--- Trecho dado ---
SARTRE, Jean Paul - Filósofos Modernos e Contemporâneos


SARTRE, JEAN PAUL.
1905 – 1980
 Existencialismo (recorte), a Náusea (resenha).
A Existência precede a Essência.
 O Homem Inautêntico. O Homem Contingente.
“Quando olhei para a bandeira da França, eu vi apenas um pedaço de pano” – Paul Nizan.

Prefácio

Se fosse pedido um rosto para a Filosofia na atualidade esse semblante seria o de SARTRE.

Com efeito, a ele cabe a missão e o privilégio de representar o “Pensamento Superior”, que desde a aurora dos tempos proporciona ao homem a oportunidade de fugir da mediocridade cotidiana e ter acesso às questões mais profundas sobre o mundo, sobre a vida e, principalmente, sobre ele próprio.

Pensador formado nos terríveis anos que precederam, assistiram e sucederam os horrores da Guerra Mundial, ele trouxe para a sua escrita toda a angústia, toda a incerteza que permearam a insanidade de um mundo que não hesitou em se matar cruelmente, torturar-se barbaramente e enterrar seus melhores anseios e as suas melhores realizações artísticas, culturais e humanas em um conflito que representou à perfeição toda a bestialidade do “Ser” que destrói sem motivo, talvez, por intuir que também existe sem qualquer propósito ou sentido.

Tempos em que a falta de razão para existir e de um propósito para sobreviver, saltaram das teorias filosóficas para a crua realidade. Tempos em que o Existencialismo* ganhou corpo, solidez e popularidade.

NOTA do AUTOR – Existencialismo: veja a breve exposição desse sistema filosófico no final deste Ensaio
.
Afinal, era preciso estudar a alma, ou a essência do “Ser sem alma, sem essência que vive por mero acaso e que intuindo que a morte é o fim definitivo, vive para o “Nada”.

Era preciso estudar o homem. E, como poucos, SARTRE o fez.

Notas biográficas

Nascido em Paris, França, SARTRE tornou-se órfão de pai aos quinze meses de vida. Foi criado pela mãe e pelo avô e desde a tenra infância mostrou-se um aluno brilhante.

Com relativa facilidade ingressou na prestigiada “École Normale Supériure”, onde conheceu SIMONE DE BEAUVOIR (a quem chamava de Castor) que foi sua companheira por toda vida. Após a graduação, trabalhou como Professor e foi nomeado para a cátedra de Filosofia da universidade de Le Havre, em 1931.

Durante a Guerra serviu ao Exército e foi feito prisioneiro por um curto período. Após conseguir fugir, em 1941, ingressou no “Movimento de Resistência”, cujas táticas de Guerrilha impôs obstáculos consideráveis aos nazistas invasores, e combateu até 1945 quando houve a vitória definitiva dos “Aliados”.

Após o conflito, a sua escrita se tornou progressivamente mais politizada e para canalizar a sua 
caudalosa produção, bem como a de seus seguidores e amigos, ele fundou a revista político-literária “Les Temps Moderns”.

--- Material ---
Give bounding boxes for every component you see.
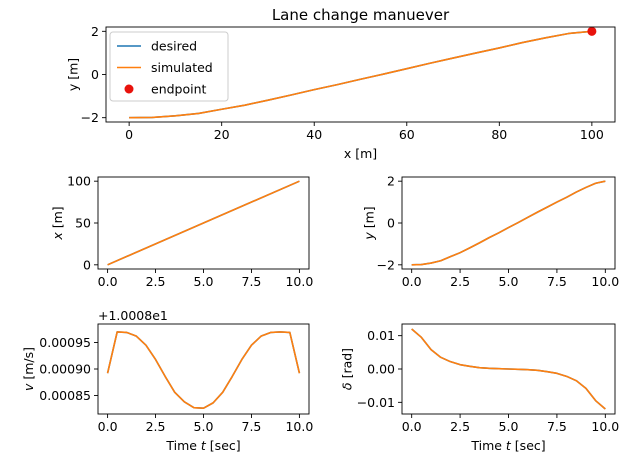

--- Tarefas a fazer ---
[A] Reproduza o texto sobre Sartre começando em "SARTRE, JEAN PAUL." e terminando em "O Homem Contingente.".
[B] Prossiga com o texto sobre Sartre a partir do ponto em que ele termina.

--- Respostas dos exercícios ---
[A]
SARTRE, JEAN PAUL.
1905 – 1980
 Existencialismo (recorte), a Náusea (resenha).
A Existência precede a Essência.
 O Homem Inautêntico. O Homem Contingente.

[B]
Além do trabalho que ali desenvolvia, escreveu vários livros, dentre os quais, citamos adiante aqueles que são considerados as suas “obras-chave”. E foram os livros que lhe renderam, além de outros inúmeros admiradores, o prêmio Nobel de Literatura, de 1964, que ele recusou por discordar do caráter “mercantilista e burguês” do mesmo.

Várias outras homenagens lhe foram dedicadas, sendo a última delas, o acompanhamento que mais de cinquenta mil pessoas fizeram ao seu féretro. Com ele, seguramente morreu grande parte da inteligência do mundo.

Obras-Chave

1.   *A Náusea, de 1938.
2.   O Ser e o Nada, de 1943.
3.   O Existencialismo é um Humanismo, de 1945.
4.   Critica da Razão Dialética, de 1960.

*NOTA do AUTOR – devido à importância de “A Náusea” no contexto de seu ideário, faremos uma brevíssima resenha dessa obra no final deste Ensaio.

O ideário. Ser, existir a “Natureza humana

Desde a antiguidade a questão relativa a “ser ou existir” como homem – como Ser humano –ocupa a mente dos principais Filósofos. Idem com a questão relativa às diferenças entre os humanos e os outros Seres.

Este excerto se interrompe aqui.